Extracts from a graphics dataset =
#####

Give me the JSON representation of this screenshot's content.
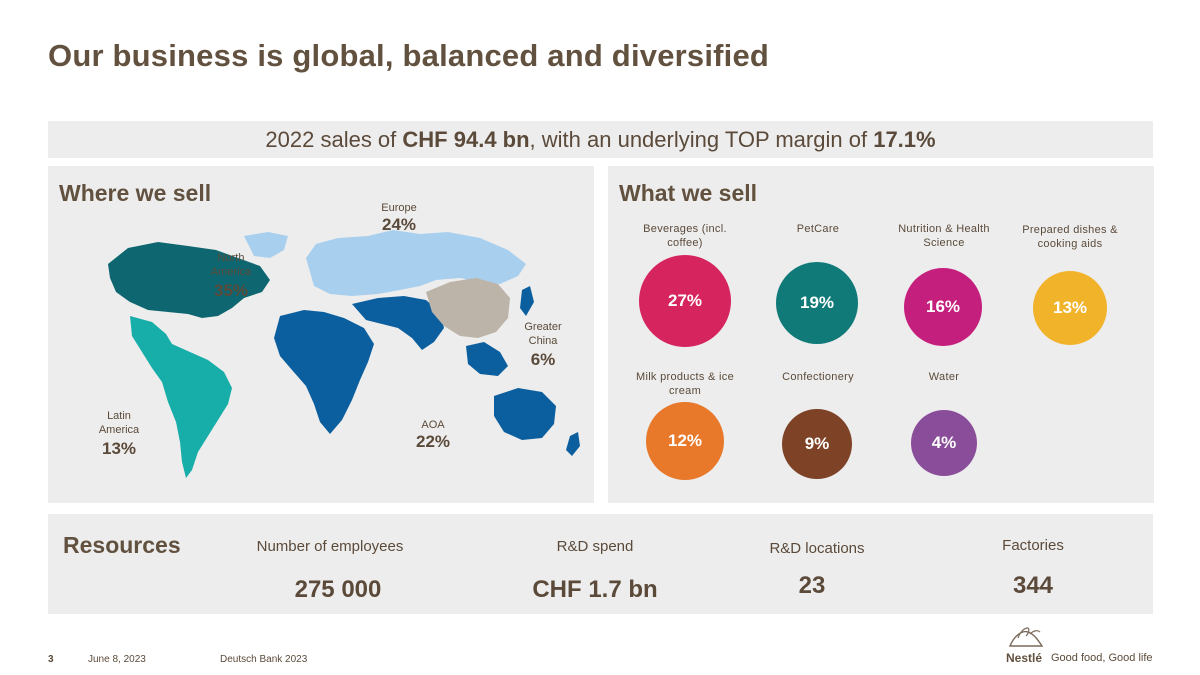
{
  "title": "Our business is global, balanced and diversified",
  "banner": {
    "prefix": "2022 sales of ",
    "sales": "CHF 94.4 bn",
    "middle": ", with an underlying TOP margin of ",
    "margin": "17.1%"
  },
  "where": {
    "heading": "Where we sell",
    "regions": [
      {
        "name": "Europe",
        "pct": "24%"
      },
      {
        "name": "North America",
        "pct": "35%"
      },
      {
        "name": "Greater China",
        "pct": "6%"
      },
      {
        "name": "Latin America",
        "pct": "13%"
      },
      {
        "name": "AOA",
        "pct": "22%"
      }
    ]
  },
  "what": {
    "heading": "What we sell",
    "categories": [
      {
        "name": "Beverages (incl. coffee)",
        "pct": "27%",
        "color": "#d6245e"
      },
      {
        "name": "PetCare",
        "pct": "19%",
        "color": "#0f7a78"
      },
      {
        "name": "Nutrition & Health Science",
        "pct": "16%",
        "color": "#c51f7e"
      },
      {
        "name": "Prepared dishes & cooking aids",
        "pct": "13%",
        "color": "#f0b32a"
      },
      {
        "name": "Milk products & ice cream",
        "pct": "12%",
        "color": "#e8782a"
      },
      {
        "name": "Confectionery",
        "pct": "9%",
        "color": "#7e4326"
      },
      {
        "name": "Water",
        "pct": "4%",
        "color": "#8a4d9a"
      }
    ]
  },
  "resources": {
    "heading": "Resources",
    "items": [
      {
        "label": "Number of employees",
        "value": "275 000"
      },
      {
        "label": "R&D spend",
        "value": "CHF 1.7 bn"
      },
      {
        "label": "R&D locations",
        "value": "23"
      },
      {
        "label": "Factories",
        "value": "344"
      }
    ]
  },
  "footer": {
    "page": "3",
    "date": "June 8, 2023",
    "event": "Deutsch Bank 2023",
    "brand": "Nestlé",
    "tagline": "Good food, Good life"
  },
  "colors": {
    "europe": "#a9cfee",
    "north_america": "#0e6770",
    "latin_america": "#17ada8",
    "aoa": "#0c5f9e",
    "greater_china": "#bcb4a8"
  }
}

#####

Problem to solve =
Transcribe the full listing above exactly, with the images removed.

Expected output =
Give me the JSON representation of this screenshot's content.
{
  "title": "Our business is global, balanced and diversified",
  "banner": {
    "prefix": "2022 sales of ",
    "sales": "CHF 94.4 bn",
    "middle": ", with an underlying TOP margin of ",
    "margin": "17.1%"
  },
  "where": {
    "heading": "Where we sell",
    "regions": [
      {
        "name": "Europe",
        "pct": "24%"
      },
      {
        "name": "North America",
        "pct": "35%"
      },
      {
        "name": "Greater China",
        "pct": "6%"
      },
      {
        "name": "Latin America",
        "pct": "13%"
      },
      {
        "name": "AOA",
        "pct": "22%"
      }
    ]
  },
  "what": {
    "heading": "What we sell",
    "categories": [
      {
        "name": "Beverages (incl. coffee)",
        "pct": "27%",
        "color": "#d6245e"
      },
      {
        "name": "PetCare",
        "pct": "19%",
        "color": "#0f7a78"
      },
      {
        "name": "Nutrition & Health Science",
        "pct": "16%",
        "color": "#c51f7e"
      },
      {
        "name": "Prepared dishes & cooking aids",
        "pct": "13%",
        "color": "#f0b32a"
      },
      {
        "name": "Milk products & ice cream",
        "pct": "12%",
        "color": "#e8782a"
      },
      {
        "name": "Confectionery",
        "pct": "9%",
        "color": "#7e4326"
      },
      {
        "name": "Water",
        "pct": "4%",
        "color": "#8a4d9a"
      }
    ]
  },
  "resources": {
    "heading": "Resources",
    "items": [
      {
        "label": "Number of employees",
        "value": "275 000"
      },
      {
        "label": "R&D spend",
        "value": "CHF 1.7 bn"
      },
      {
        "label": "R&D locations",
        "value": "23"
      },
      {
        "label": "Factories",
        "value": "344"
      }
    ]
  },
  "footer": {
    "page": "3",
    "date": "June 8, 2023",
    "event": "Deutsch Bank 2023",
    "brand": "Nestlé",
    "tagline": "Good food, Good life"
  },
  "colors": {
    "europe": "#a9cfee",
    "north_america": "#0e6770",
    "latin_america": "#17ada8",
    "aoa": "#0c5f9e",
    "greater_china": "#bcb4a8"
  }
}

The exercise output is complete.